WORK TO BE COMPLETED: For the listing below, report all lines that hold the word "page".
***** DATASET EXCERPTS *****
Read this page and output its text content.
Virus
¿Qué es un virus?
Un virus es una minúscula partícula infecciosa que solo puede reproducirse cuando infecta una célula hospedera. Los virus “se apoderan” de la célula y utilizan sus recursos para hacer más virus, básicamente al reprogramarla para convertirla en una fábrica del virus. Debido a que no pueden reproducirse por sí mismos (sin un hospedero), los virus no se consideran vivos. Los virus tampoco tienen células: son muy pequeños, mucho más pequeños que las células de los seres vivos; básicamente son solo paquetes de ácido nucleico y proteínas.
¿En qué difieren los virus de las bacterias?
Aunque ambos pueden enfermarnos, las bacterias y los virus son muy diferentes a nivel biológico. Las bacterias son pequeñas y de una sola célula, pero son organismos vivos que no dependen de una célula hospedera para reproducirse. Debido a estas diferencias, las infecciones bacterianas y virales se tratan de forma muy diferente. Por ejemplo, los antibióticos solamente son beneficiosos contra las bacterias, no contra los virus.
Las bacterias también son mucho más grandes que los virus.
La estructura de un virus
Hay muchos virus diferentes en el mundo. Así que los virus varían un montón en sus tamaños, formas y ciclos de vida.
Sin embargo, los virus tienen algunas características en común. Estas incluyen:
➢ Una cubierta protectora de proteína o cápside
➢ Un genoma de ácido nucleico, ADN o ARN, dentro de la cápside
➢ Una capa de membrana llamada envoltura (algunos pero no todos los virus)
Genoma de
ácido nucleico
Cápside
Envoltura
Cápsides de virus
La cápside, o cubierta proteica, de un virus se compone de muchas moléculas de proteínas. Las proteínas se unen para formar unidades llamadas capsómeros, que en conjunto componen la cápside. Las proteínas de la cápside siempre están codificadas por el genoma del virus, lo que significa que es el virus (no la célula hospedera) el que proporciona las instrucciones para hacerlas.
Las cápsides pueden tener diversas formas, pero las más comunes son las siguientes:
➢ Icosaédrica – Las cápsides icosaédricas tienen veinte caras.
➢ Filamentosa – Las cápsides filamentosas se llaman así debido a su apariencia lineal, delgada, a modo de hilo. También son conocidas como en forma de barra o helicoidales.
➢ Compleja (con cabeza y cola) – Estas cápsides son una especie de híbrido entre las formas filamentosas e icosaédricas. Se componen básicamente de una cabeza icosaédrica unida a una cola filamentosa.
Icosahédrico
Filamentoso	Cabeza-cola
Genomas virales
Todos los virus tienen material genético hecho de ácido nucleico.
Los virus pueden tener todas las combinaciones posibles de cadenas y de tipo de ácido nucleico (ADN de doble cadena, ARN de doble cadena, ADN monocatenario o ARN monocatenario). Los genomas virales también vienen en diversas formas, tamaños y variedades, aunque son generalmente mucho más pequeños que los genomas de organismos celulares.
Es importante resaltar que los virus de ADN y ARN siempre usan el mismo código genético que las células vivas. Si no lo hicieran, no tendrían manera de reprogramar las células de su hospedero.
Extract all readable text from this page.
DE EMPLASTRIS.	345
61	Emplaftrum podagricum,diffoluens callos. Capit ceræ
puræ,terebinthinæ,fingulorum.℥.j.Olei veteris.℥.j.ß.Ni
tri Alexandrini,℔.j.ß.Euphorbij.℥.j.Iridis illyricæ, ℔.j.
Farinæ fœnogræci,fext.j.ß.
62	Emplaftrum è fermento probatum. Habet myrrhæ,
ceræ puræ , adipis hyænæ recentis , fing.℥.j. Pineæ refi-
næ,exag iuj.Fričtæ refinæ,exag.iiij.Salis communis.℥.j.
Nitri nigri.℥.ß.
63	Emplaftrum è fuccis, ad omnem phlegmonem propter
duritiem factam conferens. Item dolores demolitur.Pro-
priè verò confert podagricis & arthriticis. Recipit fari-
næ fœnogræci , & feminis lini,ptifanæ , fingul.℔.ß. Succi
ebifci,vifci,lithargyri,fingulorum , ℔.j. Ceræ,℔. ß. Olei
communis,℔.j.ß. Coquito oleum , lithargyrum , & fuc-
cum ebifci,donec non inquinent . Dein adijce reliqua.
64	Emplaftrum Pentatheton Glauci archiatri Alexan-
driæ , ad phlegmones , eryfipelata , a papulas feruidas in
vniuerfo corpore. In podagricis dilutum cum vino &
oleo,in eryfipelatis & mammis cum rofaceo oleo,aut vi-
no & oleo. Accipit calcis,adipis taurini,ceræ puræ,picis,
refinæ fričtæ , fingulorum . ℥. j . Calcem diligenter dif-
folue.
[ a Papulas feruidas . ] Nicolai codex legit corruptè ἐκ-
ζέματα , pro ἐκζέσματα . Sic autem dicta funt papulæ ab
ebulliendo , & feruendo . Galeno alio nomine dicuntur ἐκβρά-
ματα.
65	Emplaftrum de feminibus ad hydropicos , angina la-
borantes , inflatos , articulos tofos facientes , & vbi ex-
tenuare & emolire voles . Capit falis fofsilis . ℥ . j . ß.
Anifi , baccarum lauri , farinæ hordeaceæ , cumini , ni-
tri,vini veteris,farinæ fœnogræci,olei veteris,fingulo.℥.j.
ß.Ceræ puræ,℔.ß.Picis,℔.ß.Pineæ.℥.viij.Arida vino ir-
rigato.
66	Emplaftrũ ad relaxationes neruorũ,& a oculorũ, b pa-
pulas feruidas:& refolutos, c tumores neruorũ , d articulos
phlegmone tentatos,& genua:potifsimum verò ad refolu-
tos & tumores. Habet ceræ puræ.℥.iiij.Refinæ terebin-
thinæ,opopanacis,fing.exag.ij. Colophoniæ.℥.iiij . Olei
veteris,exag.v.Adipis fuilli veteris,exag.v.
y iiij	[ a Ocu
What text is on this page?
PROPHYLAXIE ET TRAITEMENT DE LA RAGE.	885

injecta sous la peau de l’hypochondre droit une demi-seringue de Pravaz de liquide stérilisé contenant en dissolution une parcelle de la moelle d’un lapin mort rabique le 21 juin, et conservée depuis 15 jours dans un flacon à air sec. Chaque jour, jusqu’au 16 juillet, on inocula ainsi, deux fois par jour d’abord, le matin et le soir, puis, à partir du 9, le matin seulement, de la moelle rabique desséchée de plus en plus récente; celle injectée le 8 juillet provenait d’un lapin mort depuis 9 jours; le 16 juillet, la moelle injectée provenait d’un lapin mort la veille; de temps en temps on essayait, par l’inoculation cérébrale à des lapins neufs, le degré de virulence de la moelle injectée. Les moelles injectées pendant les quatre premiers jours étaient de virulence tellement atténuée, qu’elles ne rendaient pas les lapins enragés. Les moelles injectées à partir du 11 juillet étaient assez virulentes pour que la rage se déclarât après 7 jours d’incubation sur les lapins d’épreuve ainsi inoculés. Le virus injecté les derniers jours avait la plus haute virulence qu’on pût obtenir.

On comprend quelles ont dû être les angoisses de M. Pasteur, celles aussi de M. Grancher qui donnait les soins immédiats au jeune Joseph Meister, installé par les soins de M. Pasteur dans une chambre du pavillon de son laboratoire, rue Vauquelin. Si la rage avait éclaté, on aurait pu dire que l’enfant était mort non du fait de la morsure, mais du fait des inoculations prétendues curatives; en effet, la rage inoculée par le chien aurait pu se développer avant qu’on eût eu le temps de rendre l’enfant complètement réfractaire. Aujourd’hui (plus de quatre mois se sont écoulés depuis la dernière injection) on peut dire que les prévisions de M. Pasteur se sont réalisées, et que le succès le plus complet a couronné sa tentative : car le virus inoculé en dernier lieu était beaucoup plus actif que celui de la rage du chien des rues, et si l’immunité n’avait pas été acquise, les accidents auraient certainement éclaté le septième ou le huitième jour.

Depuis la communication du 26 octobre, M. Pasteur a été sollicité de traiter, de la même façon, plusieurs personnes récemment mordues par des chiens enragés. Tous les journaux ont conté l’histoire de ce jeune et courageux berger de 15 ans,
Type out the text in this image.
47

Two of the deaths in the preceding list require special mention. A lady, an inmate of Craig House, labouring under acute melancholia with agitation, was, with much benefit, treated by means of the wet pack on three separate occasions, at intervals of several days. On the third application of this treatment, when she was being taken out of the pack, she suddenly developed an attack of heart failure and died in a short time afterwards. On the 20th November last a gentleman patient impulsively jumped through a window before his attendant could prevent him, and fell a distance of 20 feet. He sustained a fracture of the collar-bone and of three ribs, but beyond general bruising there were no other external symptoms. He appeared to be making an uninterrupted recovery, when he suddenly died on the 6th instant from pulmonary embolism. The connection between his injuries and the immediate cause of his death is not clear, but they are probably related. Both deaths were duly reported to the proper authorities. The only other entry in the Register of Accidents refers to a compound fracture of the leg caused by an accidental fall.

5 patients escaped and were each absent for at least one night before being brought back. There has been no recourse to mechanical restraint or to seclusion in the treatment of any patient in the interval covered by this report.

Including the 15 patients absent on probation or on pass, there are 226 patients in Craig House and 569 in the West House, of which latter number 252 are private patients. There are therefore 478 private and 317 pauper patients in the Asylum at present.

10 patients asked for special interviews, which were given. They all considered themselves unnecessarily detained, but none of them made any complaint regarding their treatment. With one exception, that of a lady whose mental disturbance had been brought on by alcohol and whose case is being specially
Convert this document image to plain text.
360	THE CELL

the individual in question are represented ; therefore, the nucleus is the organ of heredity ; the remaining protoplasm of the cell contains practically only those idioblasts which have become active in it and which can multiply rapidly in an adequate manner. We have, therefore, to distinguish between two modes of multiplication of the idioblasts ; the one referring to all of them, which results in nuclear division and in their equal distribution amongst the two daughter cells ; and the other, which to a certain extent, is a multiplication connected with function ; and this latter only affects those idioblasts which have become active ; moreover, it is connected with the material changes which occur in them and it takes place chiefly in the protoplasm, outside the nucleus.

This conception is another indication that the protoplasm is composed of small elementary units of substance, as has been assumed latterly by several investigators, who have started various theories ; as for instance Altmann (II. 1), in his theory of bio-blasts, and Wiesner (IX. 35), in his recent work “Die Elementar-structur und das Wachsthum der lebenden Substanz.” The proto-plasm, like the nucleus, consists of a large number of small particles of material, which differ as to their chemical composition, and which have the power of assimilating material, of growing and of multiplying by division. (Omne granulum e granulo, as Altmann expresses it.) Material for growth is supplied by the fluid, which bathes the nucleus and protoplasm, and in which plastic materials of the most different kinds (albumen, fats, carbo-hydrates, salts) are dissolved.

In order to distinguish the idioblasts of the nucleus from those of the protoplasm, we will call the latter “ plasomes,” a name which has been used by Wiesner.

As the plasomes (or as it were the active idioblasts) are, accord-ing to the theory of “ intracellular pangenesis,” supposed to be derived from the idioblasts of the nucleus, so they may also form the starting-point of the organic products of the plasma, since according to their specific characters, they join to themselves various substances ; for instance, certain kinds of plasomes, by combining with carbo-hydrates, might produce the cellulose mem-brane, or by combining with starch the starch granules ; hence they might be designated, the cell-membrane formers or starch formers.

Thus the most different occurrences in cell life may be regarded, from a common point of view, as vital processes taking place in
*****
TASK RESPONSE:
Read this page and output its text content.
Extract all readable text from this page.
What text is on this page?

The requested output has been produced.